Data entries for graphics:
▬▬▬▬▬▬

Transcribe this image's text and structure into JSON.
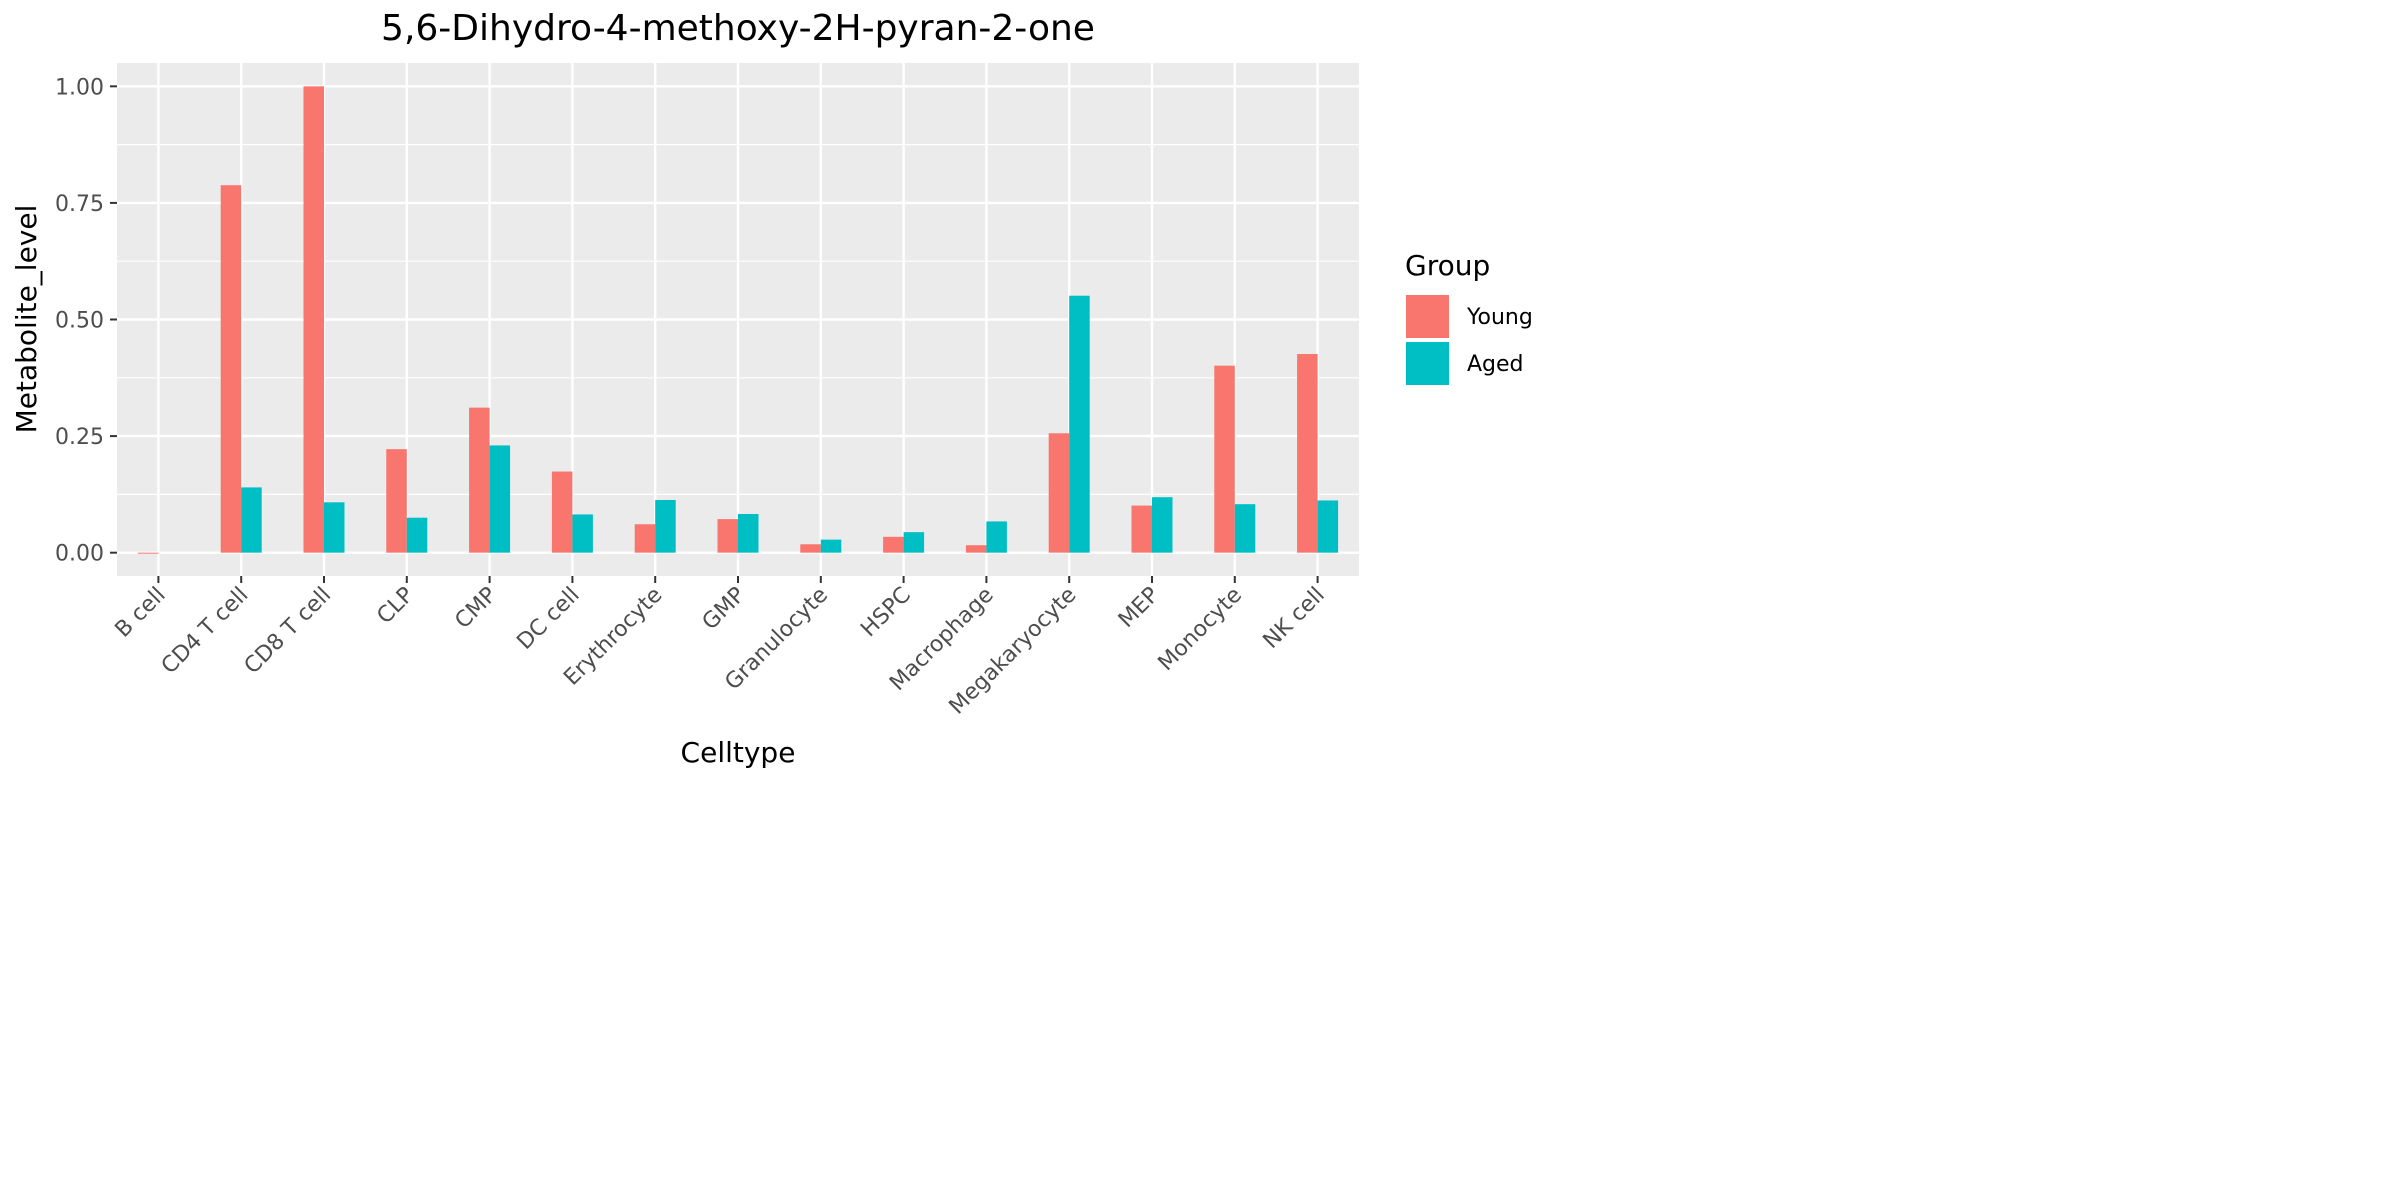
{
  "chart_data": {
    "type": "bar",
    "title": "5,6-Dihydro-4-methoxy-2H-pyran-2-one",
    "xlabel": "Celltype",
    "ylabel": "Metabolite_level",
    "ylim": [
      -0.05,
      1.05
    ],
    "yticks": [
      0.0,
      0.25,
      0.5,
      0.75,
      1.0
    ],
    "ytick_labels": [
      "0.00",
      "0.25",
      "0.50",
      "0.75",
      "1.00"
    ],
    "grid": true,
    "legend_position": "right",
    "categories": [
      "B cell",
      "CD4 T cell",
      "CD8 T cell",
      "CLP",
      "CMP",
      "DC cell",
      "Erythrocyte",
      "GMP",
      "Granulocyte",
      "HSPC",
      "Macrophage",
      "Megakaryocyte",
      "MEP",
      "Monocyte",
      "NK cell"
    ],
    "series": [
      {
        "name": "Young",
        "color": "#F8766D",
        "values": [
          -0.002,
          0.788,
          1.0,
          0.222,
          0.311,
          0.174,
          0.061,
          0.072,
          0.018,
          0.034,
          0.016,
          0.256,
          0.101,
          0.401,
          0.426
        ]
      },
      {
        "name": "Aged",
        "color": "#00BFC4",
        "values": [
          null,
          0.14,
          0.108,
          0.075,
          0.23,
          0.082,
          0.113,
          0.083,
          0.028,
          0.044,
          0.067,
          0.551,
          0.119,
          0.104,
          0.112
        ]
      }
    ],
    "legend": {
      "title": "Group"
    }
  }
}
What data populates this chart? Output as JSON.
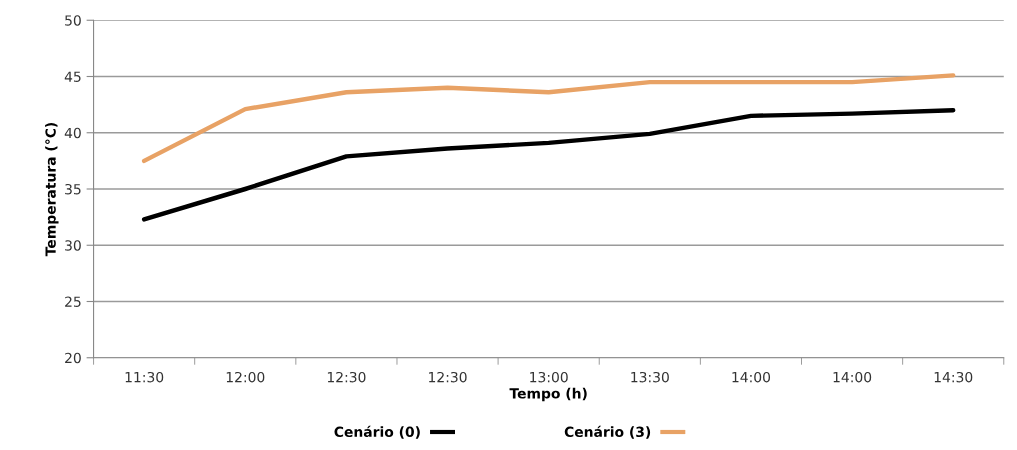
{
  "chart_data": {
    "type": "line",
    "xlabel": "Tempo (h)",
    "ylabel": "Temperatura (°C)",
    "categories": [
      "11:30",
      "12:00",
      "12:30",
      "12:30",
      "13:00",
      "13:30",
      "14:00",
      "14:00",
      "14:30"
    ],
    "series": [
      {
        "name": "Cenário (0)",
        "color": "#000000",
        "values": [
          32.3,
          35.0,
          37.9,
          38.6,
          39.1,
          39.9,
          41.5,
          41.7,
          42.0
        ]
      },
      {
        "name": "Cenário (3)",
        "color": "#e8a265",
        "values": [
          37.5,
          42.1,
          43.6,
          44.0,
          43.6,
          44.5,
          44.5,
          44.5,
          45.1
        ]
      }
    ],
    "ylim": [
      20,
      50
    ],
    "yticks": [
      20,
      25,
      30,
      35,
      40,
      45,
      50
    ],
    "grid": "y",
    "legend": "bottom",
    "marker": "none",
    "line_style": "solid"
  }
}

▬▬▬▬▬▬

## Set problem
Output the material word for word, omitting its pictures.

## Right answer
Transcribe this image's text and structure into JSON.
{
  "chart_data": {
    "type": "bar",
    "title": "5,6-Dihydro-4-methoxy-2H-pyran-2-one",
    "xlabel": "Celltype",
    "ylabel": "Metabolite_level",
    "ylim": [
      -0.05,
      1.05
    ],
    "yticks": [
      0.0,
      0.25,
      0.5,
      0.75,
      1.0
    ],
    "ytick_labels": [
      "0.00",
      "0.25",
      "0.50",
      "0.75",
      "1.00"
    ],
    "grid": true,
    "legend_position": "right",
    "categories": [
      "B cell",
      "CD4 T cell",
      "CD8 T cell",
      "CLP",
      "CMP",
      "DC cell",
      "Erythrocyte",
      "GMP",
      "Granulocyte",
      "HSPC",
      "Macrophage",
      "Megakaryocyte",
      "MEP",
      "Monocyte",
      "NK cell"
    ],
    "series": [
      {
        "name": "Young",
        "color": "#F8766D",
        "values": [
          -0.002,
          0.788,
          1.0,
          0.222,
          0.311,
          0.174,
          0.061,
          0.072,
          0.018,
          0.034,
          0.016,
          0.256,
          0.101,
          0.401,
          0.426
        ]
      },
      {
        "name": "Aged",
        "color": "#00BFC4",
        "values": [
          null,
          0.14,
          0.108,
          0.075,
          0.23,
          0.082,
          0.113,
          0.083,
          0.028,
          0.044,
          0.067,
          0.551,
          0.119,
          0.104,
          0.112
        ]
      }
    ],
    "legend": {
      "title": "Group"
    }
  }
}
What data populates this chart? Output as JSON.
{
  "chart_data": {
    "type": "line",
    "xlabel": "Tempo (h)",
    "ylabel": "Temperatura (°C)",
    "categories": [
      "11:30",
      "12:00",
      "12:30",
      "12:30",
      "13:00",
      "13:30",
      "14:00",
      "14:00",
      "14:30"
    ],
    "series": [
      {
        "name": "Cenário (0)",
        "color": "#000000",
        "values": [
          32.3,
          35.0,
          37.9,
          38.6,
          39.1,
          39.9,
          41.5,
          41.7,
          42.0
        ]
      },
      {
        "name": "Cenário (3)",
        "color": "#e8a265",
        "values": [
          37.5,
          42.1,
          43.6,
          44.0,
          43.6,
          44.5,
          44.5,
          44.5,
          45.1
        ]
      }
    ],
    "ylim": [
      20,
      50
    ],
    "yticks": [
      20,
      25,
      30,
      35,
      40,
      45,
      50
    ],
    "grid": "y",
    "legend": "bottom",
    "marker": "none",
    "line_style": "solid"
  }
}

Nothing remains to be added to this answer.